%%

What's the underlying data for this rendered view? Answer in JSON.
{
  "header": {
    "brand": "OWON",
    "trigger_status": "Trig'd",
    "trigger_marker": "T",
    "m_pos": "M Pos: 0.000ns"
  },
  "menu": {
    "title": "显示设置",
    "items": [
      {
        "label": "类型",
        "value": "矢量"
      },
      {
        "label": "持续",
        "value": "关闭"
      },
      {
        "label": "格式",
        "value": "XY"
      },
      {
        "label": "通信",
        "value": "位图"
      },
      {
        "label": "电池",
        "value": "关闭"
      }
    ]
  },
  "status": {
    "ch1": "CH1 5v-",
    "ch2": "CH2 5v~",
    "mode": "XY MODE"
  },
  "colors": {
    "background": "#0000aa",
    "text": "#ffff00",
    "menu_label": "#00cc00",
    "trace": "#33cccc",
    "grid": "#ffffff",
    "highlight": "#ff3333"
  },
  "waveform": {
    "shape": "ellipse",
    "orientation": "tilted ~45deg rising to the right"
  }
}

%%

:: Exercise ::
Using the records above, select and copy every line that has the word "value".

:: Correct response ::
        "value": "矢量"
        "value": "关闭"
        "value": "XY"
        "value": "位图"
        "value": "关闭"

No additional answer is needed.